• Work to complete: Carry on the forum thread about buying a car, picking up after its last line.

• Given text:
* * *

So I called up the next closest and they garunteed that they WOULD find the car I wanted, they may have to go out of state, but they will find it.
I have been reading here for a few weeks now and I have also been reading as many reviews as possible. I think I am going to get the car, if/when the dealership finds one.
Also, this forum (among others) seems like a good place to get questions answered.
20k is alot of money, I am somewhat reluctanct. I know this will not be a waste of money if I buy it. I've been working hard and saving money. I am just very picky how I spend my money, I don't want to regret my purchase, and I don't think I will.

-TheComputerGuy23


----------



## Lurker Above (Apr 21, 2003)

tcg23 said:


> *I wouldn't say my car is honda 'quality'*


well, perhaps when it was new  


> *And the reason we get torwque steer is because one axle is shorther than the other, right?*


i've heard both that and it's a suspension design issue, not sure


> *so, how long is the 'break in' period I've been hearing about?*


manual says 1200 miles, but many drivers say more the better. with some of the early '02s and their disintegrating pre-cats, all the gentle care in the world didn't help, but it looks like that problem has been exorcised in the '03s on


> *Also, about the suspension, doesn't the SpecV's height help the suspension, wouldn't lowering it make it worse?*


here's a must-read on suspension, very detailed:The Comprehensive Sentra Handling Guide 
in brief, properly lowering about 2 inches will dramatically improve handling, but for ride comfort springs and shocks should suffice


----------



## Lurker Above (Apr 21, 2003)

* * *

• Element position data:
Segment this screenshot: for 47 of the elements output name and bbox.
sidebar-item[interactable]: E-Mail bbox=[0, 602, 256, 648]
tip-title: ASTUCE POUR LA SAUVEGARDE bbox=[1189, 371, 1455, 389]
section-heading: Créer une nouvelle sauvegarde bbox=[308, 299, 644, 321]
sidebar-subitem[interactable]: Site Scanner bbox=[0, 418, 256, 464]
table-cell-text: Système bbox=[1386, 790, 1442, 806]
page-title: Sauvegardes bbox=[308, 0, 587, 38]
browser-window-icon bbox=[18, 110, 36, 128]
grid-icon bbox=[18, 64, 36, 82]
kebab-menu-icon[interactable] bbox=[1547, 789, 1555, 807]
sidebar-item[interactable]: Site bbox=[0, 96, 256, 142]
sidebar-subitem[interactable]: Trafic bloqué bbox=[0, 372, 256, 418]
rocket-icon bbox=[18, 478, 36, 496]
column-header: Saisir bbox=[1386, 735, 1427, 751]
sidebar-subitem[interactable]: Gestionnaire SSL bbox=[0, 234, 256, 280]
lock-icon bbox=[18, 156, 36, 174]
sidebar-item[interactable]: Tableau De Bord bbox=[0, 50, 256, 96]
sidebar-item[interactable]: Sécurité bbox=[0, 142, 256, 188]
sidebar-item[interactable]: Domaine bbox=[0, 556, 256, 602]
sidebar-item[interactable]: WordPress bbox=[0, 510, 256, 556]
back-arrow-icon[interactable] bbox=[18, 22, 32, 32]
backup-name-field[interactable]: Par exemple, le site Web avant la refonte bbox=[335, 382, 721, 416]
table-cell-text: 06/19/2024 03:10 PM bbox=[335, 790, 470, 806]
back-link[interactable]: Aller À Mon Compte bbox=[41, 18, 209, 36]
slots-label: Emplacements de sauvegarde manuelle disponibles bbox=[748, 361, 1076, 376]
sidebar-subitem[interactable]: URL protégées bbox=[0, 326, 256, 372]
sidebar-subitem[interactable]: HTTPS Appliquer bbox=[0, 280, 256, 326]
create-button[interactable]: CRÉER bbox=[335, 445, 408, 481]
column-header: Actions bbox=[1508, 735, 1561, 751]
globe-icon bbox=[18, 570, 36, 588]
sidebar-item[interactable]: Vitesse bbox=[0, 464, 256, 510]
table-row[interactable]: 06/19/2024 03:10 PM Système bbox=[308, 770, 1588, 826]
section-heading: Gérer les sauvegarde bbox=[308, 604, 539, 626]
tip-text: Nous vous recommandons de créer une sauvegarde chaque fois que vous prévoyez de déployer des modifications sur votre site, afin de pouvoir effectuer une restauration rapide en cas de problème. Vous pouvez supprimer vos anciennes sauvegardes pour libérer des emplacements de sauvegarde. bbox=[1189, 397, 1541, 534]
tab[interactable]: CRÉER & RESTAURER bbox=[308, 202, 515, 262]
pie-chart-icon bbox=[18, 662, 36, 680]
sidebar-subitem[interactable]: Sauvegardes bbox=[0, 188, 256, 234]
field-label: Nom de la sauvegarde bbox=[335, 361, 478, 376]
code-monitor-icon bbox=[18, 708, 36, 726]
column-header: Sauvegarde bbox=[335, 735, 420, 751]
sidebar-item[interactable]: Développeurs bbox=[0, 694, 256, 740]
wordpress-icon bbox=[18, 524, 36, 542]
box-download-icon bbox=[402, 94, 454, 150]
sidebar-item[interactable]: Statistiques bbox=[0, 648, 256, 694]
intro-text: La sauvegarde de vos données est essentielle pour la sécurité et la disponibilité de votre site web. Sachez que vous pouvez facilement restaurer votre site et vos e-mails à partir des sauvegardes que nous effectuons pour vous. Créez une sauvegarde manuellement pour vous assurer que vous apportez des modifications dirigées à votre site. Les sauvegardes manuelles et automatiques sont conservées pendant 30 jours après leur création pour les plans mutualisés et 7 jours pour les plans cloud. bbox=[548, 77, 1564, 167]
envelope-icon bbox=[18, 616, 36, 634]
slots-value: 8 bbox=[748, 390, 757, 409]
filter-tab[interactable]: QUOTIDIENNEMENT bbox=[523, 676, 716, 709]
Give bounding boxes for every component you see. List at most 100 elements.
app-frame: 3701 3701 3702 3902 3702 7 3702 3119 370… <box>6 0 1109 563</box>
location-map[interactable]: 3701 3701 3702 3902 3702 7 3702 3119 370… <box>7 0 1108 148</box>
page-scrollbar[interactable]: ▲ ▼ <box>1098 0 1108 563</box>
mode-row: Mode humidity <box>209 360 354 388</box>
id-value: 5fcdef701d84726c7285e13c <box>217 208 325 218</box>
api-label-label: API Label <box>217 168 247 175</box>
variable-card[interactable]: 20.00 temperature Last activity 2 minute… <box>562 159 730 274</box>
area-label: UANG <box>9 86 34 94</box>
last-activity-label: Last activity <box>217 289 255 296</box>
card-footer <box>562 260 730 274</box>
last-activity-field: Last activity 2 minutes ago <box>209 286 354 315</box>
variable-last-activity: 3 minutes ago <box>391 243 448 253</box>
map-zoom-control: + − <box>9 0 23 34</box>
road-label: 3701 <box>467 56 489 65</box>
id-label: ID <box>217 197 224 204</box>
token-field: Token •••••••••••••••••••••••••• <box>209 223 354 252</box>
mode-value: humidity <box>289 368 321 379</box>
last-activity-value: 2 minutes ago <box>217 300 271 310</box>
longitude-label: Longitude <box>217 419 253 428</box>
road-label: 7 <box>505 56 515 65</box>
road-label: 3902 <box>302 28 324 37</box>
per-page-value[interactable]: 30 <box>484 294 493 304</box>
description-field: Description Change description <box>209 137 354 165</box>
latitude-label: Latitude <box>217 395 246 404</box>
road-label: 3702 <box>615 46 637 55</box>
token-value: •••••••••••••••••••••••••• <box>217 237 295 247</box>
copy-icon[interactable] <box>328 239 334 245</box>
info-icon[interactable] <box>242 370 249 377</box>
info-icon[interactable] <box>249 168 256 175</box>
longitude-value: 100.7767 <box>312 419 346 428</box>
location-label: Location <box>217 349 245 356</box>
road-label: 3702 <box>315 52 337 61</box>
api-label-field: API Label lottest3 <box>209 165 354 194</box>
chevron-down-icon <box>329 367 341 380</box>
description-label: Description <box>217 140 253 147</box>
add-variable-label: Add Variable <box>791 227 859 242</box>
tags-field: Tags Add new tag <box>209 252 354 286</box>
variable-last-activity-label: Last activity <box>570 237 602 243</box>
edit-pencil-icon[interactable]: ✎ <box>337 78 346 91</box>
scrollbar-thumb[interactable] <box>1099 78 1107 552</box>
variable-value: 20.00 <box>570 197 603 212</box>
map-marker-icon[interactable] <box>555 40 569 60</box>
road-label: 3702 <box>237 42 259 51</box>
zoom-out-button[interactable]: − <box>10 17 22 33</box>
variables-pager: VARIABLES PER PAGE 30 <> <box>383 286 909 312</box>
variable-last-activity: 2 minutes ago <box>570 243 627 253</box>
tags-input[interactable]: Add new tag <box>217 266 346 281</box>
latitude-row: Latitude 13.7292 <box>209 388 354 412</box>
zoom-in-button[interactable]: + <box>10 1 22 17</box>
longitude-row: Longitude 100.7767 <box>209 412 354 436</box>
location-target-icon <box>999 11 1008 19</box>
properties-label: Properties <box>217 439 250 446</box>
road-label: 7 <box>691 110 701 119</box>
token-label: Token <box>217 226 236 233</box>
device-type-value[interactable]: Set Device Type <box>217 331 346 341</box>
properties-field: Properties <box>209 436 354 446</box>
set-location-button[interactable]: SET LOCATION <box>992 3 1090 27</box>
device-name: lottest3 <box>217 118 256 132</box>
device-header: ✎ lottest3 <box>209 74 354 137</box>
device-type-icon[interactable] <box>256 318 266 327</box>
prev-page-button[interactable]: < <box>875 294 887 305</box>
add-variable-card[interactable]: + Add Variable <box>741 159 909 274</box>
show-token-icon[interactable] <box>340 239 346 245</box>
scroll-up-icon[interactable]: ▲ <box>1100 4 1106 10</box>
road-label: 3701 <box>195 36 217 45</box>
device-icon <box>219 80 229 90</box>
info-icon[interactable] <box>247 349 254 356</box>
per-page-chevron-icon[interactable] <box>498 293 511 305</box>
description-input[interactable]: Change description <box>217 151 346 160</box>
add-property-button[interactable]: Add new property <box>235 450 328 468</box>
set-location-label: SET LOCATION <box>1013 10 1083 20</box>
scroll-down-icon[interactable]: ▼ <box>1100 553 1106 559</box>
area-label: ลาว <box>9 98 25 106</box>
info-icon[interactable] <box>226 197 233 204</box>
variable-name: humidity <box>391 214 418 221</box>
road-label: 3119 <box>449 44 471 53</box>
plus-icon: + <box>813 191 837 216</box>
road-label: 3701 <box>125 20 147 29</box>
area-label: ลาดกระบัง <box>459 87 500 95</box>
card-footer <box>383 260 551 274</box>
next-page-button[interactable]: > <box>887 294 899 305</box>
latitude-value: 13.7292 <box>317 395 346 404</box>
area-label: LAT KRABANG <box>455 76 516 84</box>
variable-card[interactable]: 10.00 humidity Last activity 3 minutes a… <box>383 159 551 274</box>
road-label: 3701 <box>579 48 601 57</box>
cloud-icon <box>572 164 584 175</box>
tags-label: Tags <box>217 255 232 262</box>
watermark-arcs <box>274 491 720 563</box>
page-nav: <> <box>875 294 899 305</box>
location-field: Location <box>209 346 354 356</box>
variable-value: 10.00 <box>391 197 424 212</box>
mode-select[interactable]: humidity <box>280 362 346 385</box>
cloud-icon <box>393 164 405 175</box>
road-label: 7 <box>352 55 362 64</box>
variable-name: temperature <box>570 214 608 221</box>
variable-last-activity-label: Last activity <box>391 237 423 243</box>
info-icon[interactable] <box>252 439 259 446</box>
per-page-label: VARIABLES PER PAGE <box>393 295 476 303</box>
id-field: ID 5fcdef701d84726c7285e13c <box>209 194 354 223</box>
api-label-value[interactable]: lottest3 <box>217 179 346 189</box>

* * *

• Output for this exercise:
with an important purchase like a car, doing your homework will pay off in spades. reading car mags, seeing reviews on forums like this one, and also going to manufacturer sites will prepare you for your test drive. if you haven't yet, visit http://www.nissanusa.com/ and you'll be able to build your own car online then search for it in local dealers' inventories. they no longer have the '03 sentras up, last week they replaced it with the '04s even though most of my local dealers don't have the '04 spec v in stock yet  but outside of the brembo brake package the options are still the same, they replaced vibrant blue with volcano orange, and total price may be a couple hundred higher, not sure. i used this to build my spec v in the colors i wanted, with the options i wanted, got the msrp, and looked them up and found my cars in stock at the dealer a mile away from me. i didn't waste time browsing their lot or anything, just showed the salesman the vin#s and said 'let's talk'


----------



## FletchSpecV (Nov 26, 2002)

I personally love my spec v and it is definitely the best car I've ever owned. One thing I can tell you, for the money, I don't think you can beat the overall package. It's dependable, torquey, fast, fun and the styling is awesome. I love the look of my car and I got stopped by a kid that worked at the grocery store the other night because he wanted to tell me that he loved my car and ask me some questions about it. I was very proud to own my car at that point, . I would wholeheartedly recommend it to anyone. Good luck with whatever you buy. Later,
Fletch


----------



## chimmike (Oct 17, 2002)

a good idea would also be to go over to www.b15sentra.net or www.thevboard.com and read up on peoples problems, joys, etc.


----------



## Guest (Jun 25, 2003)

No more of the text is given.